Given records
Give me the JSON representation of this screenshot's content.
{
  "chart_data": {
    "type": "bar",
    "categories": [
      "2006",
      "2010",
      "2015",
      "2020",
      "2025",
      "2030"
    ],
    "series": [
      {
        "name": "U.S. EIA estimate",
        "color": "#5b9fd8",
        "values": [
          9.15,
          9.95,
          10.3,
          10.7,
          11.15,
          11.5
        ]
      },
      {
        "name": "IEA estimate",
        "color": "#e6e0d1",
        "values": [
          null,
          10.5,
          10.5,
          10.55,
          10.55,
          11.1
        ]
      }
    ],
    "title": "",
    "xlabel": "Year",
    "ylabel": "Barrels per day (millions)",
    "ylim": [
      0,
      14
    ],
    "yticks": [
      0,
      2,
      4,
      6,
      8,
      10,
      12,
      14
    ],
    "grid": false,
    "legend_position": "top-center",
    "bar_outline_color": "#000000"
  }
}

Required work
What is the number of lines in the records that contain the word "name"? Answer with the number and nothing else.

Finished answer
2